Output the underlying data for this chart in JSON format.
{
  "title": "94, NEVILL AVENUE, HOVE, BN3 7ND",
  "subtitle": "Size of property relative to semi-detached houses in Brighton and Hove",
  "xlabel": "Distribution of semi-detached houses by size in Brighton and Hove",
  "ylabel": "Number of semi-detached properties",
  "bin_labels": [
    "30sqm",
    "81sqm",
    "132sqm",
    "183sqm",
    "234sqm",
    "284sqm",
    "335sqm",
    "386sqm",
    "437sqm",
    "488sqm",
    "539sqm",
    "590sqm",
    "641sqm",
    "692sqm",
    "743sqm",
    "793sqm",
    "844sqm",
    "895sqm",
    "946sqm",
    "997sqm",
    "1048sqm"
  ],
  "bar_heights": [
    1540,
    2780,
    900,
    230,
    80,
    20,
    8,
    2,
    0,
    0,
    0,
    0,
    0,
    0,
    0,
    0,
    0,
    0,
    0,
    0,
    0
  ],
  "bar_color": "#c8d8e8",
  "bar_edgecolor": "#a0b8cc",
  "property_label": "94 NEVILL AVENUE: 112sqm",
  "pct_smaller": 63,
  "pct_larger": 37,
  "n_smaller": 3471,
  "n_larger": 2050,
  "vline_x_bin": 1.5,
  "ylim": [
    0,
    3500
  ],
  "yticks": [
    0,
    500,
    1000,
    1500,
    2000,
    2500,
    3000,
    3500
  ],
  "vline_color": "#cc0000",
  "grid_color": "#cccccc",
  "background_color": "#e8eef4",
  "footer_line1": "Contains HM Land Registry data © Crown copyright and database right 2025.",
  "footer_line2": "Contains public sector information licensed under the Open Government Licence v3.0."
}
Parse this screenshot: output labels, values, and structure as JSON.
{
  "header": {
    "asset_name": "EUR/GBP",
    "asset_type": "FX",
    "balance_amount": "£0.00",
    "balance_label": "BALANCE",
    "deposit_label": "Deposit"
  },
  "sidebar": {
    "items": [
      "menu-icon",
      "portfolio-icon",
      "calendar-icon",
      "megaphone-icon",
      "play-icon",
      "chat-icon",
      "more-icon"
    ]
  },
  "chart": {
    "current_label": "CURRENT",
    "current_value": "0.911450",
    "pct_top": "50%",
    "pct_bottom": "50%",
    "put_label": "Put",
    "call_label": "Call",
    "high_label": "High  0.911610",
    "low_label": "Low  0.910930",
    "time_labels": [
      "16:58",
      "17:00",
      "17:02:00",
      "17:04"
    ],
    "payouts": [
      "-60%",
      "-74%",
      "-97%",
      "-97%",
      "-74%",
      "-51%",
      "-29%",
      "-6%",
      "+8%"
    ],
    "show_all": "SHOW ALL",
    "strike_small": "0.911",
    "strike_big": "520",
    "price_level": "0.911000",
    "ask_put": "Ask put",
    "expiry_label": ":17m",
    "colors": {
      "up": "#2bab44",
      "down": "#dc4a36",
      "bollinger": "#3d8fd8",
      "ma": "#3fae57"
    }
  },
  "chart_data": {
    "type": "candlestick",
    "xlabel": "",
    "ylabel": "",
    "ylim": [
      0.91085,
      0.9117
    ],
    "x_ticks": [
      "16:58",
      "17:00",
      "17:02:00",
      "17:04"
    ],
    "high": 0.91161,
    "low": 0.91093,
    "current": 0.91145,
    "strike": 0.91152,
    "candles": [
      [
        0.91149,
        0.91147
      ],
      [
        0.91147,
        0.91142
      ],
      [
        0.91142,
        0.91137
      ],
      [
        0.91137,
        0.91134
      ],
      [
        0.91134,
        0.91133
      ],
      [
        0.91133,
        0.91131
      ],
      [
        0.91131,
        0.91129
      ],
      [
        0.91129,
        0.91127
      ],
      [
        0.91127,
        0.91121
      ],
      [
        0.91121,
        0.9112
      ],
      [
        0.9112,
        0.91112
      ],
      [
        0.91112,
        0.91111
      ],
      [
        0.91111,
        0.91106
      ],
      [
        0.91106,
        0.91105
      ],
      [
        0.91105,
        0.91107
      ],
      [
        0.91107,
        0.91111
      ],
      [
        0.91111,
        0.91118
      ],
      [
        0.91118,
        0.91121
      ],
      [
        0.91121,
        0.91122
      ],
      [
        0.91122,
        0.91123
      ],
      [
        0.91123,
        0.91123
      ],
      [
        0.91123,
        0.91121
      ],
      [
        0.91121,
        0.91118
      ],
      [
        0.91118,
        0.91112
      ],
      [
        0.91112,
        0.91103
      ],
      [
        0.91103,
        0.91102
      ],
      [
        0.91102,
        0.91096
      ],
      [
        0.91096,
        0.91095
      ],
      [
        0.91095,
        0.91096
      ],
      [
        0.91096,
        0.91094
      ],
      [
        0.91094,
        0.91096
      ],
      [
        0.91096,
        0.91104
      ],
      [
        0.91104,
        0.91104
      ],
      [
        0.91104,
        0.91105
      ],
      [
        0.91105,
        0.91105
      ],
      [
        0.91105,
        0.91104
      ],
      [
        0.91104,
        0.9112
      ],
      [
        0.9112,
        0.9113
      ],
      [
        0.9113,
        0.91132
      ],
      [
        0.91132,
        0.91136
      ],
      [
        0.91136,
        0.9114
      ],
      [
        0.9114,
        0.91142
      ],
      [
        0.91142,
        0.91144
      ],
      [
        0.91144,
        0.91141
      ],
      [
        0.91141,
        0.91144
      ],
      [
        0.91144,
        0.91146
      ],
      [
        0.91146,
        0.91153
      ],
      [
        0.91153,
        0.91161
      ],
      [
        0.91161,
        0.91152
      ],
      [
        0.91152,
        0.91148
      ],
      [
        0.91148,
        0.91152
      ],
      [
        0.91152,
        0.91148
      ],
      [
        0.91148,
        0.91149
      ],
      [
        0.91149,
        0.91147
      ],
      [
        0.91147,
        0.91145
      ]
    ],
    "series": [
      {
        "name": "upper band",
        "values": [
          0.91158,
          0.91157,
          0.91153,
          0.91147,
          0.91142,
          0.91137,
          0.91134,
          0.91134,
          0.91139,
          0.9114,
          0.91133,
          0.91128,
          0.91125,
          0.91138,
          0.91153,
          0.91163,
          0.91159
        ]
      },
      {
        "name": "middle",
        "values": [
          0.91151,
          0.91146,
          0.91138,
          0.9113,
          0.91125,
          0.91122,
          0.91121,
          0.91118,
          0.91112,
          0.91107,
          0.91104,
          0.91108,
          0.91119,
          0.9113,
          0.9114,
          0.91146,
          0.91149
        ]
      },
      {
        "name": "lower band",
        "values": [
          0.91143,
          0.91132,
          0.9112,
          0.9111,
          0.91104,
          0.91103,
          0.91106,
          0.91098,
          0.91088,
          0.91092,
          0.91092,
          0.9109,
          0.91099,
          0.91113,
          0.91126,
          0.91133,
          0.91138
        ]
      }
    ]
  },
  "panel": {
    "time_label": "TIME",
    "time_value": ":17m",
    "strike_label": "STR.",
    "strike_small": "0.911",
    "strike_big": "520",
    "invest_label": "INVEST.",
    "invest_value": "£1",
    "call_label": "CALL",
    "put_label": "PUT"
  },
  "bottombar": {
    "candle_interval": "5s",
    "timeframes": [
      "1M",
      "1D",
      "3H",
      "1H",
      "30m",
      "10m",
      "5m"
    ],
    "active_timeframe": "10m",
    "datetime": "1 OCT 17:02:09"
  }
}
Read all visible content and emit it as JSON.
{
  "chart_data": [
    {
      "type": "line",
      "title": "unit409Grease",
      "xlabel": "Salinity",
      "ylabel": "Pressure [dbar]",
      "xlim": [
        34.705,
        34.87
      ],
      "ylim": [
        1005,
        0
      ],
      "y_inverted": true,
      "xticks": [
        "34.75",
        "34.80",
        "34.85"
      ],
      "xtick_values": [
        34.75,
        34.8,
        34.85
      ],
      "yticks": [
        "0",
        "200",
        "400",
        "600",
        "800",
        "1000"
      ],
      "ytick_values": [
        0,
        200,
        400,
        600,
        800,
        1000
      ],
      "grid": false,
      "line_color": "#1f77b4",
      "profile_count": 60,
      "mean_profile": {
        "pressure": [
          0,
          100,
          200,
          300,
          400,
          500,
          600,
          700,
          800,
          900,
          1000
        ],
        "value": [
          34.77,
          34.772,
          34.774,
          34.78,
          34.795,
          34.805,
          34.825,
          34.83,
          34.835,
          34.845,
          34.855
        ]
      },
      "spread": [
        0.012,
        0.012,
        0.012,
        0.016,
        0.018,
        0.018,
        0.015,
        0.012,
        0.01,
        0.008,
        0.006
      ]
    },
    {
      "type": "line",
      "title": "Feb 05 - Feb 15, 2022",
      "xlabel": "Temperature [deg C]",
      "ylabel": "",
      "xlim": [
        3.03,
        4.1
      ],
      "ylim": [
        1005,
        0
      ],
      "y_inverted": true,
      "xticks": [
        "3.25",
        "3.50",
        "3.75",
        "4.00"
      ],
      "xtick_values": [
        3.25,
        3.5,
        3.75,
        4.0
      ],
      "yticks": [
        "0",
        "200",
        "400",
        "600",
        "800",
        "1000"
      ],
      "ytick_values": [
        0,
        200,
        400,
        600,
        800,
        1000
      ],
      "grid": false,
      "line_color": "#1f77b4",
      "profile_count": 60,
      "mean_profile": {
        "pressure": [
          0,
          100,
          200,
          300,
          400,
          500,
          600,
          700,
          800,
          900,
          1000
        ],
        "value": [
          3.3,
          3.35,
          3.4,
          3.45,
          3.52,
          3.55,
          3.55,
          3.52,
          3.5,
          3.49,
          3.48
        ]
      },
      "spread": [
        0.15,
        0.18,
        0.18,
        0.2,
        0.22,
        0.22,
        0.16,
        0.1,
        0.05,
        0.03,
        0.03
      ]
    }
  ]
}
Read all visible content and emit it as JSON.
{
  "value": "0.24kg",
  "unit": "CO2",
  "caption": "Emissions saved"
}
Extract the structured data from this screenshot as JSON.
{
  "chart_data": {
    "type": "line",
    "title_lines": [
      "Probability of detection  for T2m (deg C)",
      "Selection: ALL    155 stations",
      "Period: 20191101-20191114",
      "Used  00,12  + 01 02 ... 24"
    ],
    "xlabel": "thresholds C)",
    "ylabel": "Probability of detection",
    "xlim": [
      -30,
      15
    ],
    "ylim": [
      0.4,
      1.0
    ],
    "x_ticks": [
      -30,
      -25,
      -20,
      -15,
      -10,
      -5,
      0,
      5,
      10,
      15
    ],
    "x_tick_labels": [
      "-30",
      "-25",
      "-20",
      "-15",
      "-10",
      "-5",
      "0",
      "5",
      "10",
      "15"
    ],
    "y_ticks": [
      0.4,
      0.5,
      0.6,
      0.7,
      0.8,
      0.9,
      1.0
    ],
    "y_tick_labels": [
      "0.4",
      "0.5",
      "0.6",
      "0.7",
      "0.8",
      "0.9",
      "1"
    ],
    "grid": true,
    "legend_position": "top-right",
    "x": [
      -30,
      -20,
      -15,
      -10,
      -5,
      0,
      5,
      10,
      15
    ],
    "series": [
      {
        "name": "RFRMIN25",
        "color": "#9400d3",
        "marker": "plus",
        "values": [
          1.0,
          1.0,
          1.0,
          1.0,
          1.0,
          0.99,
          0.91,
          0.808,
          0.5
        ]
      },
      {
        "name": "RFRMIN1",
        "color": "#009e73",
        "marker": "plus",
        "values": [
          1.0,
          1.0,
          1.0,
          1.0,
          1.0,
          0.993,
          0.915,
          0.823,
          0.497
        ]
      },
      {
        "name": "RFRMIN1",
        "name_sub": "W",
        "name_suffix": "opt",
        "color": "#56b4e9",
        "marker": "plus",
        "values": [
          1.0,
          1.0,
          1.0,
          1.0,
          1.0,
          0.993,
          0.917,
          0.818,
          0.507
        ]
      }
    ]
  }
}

□ □ □ □ □

Work to be completed: Gather each line in the entries above where the string "ylabel" is found.

Complete response:
  "ylabel": "Number of semi-detached properties",
    "ylabel": "",
      "ylabel": "Pressure [dbar]",
      "ylabel": "",
    "ylabel": "Probability of detection",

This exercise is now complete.